* begin INFORMATION PROVIDED *

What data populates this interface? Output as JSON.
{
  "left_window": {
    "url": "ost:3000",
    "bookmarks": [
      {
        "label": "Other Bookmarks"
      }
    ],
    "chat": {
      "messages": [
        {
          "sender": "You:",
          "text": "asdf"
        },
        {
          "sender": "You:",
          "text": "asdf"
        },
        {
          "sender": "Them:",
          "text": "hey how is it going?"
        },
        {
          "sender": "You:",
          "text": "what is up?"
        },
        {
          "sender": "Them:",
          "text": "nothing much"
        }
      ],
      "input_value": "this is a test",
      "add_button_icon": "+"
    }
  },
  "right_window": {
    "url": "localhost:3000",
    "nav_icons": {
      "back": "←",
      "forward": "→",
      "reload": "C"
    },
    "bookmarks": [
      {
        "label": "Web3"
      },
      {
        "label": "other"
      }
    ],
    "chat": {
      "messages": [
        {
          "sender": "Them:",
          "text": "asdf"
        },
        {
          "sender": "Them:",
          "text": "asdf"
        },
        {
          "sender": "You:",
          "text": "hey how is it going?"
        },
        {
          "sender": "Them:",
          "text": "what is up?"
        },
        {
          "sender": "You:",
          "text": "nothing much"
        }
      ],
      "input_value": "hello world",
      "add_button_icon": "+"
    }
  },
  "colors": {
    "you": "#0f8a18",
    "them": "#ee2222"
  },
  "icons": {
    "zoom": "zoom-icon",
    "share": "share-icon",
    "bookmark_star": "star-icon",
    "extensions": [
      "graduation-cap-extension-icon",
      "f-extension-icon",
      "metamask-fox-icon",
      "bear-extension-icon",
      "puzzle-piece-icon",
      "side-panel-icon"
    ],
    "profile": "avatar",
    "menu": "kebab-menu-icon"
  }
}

* end INFORMATION PROVIDED *

> INSTRUCTION
Reproduce the full listing above, character for character.

> PROBLEM SOLUTION
What data populates this interface? Output as JSON.
{
  "left_window": {
    "url": "ost:3000",
    "bookmarks": [
      {
        "label": "Other Bookmarks"
      }
    ],
    "chat": {
      "messages": [
        {
          "sender": "You:",
          "text": "asdf"
        },
        {
          "sender": "You:",
          "text": "asdf"
        },
        {
          "sender": "Them:",
          "text": "hey how is it going?"
        },
        {
          "sender": "You:",
          "text": "what is up?"
        },
        {
          "sender": "Them:",
          "text": "nothing much"
        }
      ],
      "input_value": "this is a test",
      "add_button_icon": "+"
    }
  },
  "right_window": {
    "url": "localhost:3000",
    "nav_icons": {
      "back": "←",
      "forward": "→",
      "reload": "C"
    },
    "bookmarks": [
      {
        "label": "Web3"
      },
      {
        "label": "other"
      }
    ],
    "chat": {
      "messages": [
        {
          "sender": "Them:",
          "text": "asdf"
        },
        {
          "sender": "Them:",
          "text": "asdf"
        },
        {
          "sender": "You:",
          "text": "hey how is it going?"
        },
        {
          "sender": "Them:",
          "text": "what is up?"
        },
        {
          "sender": "You:",
          "text": "nothing much"
        }
      ],
      "input_value": "hello world",
      "add_button_icon": "+"
    }
  },
  "colors": {
    "you": "#0f8a18",
    "them": "#ee2222"
  },
  "icons": {
    "zoom": "zoom-icon",
    "share": "share-icon",
    "bookmark_star": "star-icon",
    "extensions": [
      "graduation-cap-extension-icon",
      "f-extension-icon",
      "metamask-fox-icon",
      "bear-extension-icon",
      "puzzle-piece-icon",
      "side-panel-icon"
    ],
    "profile": "avatar",
    "menu": "kebab-menu-icon"
  }
}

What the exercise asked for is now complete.